_PROBLEM REQUIREMENTS_
With the pictures omitted, write out the entries that follow exactly as they stand.
_____
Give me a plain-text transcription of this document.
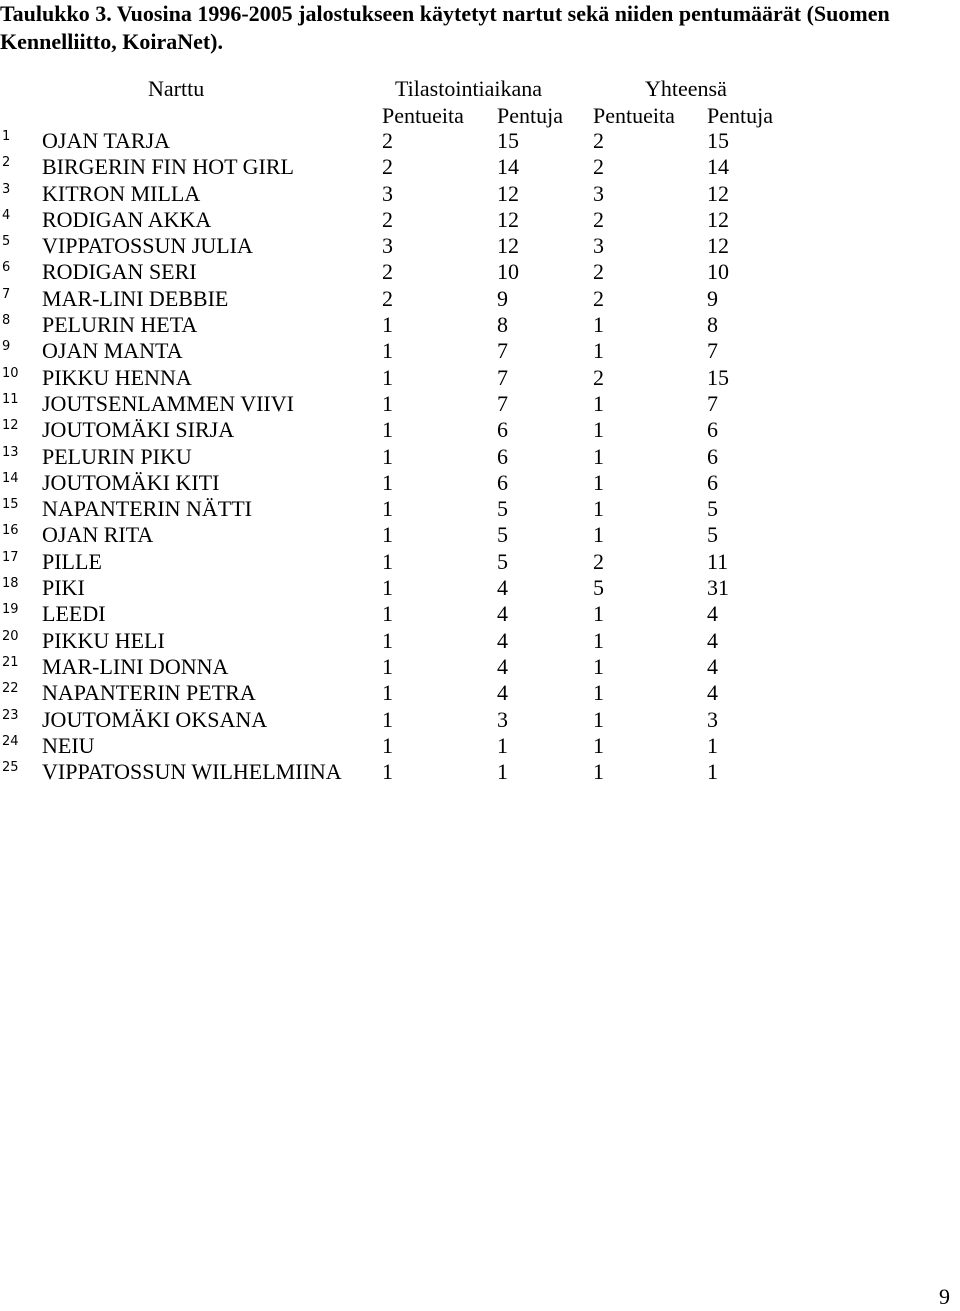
Taulukko 3. Vuosina 1996-2005 jalostukseen käytetyt nartut sekä niiden pentumäärät (Suomen Kennelliitto, KoiraNet).

Narttu	Tilastointiaikana	Yhteensä
Pentueita Pentuja Pentueita Pentuja
1 OJAN TARJA	2	15	2	15
2 BIRGERIN FIN HOT GIRL	2	14	2	14
3 KITRON MILLA	3	12	3	12
4 RODIGAN AKKA	2	12	2	12
5 VIPPATOSSUN JULIA	3	12	3	12
6 RODIGAN SERI	2	10	2	10
7 MAR-LINI DEBBIE	2	9	2	9
8 PELURIN HETA	1	8	1	8
9 OJAN MANTA	1	7	1	7
10 PIKKU HENNA	1	7	2	15
11 JOUTSENLAMMEN VIIVI	1	7	1	7
12 JOUTOMÄKI SIRJA	1	6	1	6
13 PELURIN PIKU	1	6	1	6
14 JOUTOMÄKI KITI	1	6	1	6
15 NAPANTERIN NÄTTI	1	5	1	5
16 OJAN RITA	1	5	1	5
17 PILLE	1	5	2	11
18 PIKI	1	4	5	31
19 LEEDI	1	4	1	4
20 PIKKU HELI	1	4	1	4
21 MAR-LINI DONNA	1	4	1	4
22 NAPANTERIN PETRA	1	4	1	4
23 JOUTOMÄKI OKSANA	1	3	1	3
24 NEIU	1	1	1	1
25 VIPPATOSSUN WILHELMIINA 1	1	1	1
9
_____
_RESPONSE TO THIS TASK_
Give me a plain-text transcription of this document.
Taulukko 3. Vuosina 1996-2005 jalostukseen käytetyt nartut sekä niiden pentumäärät (Suomen Kennelliitto, KoiraNet).

Narttu	Tilastointiaikana	Yhteensä
Pentueita Pentuja Pentueita Pentuja
1 OJAN TARJA	2	15	2	15
2 BIRGERIN FIN HOT GIRL	2	14	2	14
3 KITRON MILLA	3	12	3	12
4 RODIGAN AKKA	2	12	2	12
5 VIPPATOSSUN JULIA	3	12	3	12
6 RODIGAN SERI	2	10	2	10
7 MAR-LINI DEBBIE	2	9	2	9
8 PELURIN HETA	1	8	1	8
9 OJAN MANTA	1	7	1	7
10 PIKKU HENNA	1	7	2	15
11 JOUTSENLAMMEN VIIVI	1	7	1	7
12 JOUTOMÄKI SIRJA	1	6	1	6
13 PELURIN PIKU	1	6	1	6
14 JOUTOMÄKI KITI	1	6	1	6
15 NAPANTERIN NÄTTI	1	5	1	5
16 OJAN RITA	1	5	1	5
17 PILLE	1	5	2	11
18 PIKI	1	4	5	31
19 LEEDI	1	4	1	4
20 PIKKU HELI	1	4	1	4
21 MAR-LINI DONNA	1	4	1	4
22 NAPANTERIN PETRA	1	4	1	4
23 JOUTOMÄKI OKSANA	1	3	1	3
24 NEIU	1	1	1	1
25 VIPPATOSSUN WILHELMIINA 1	1	1	1
9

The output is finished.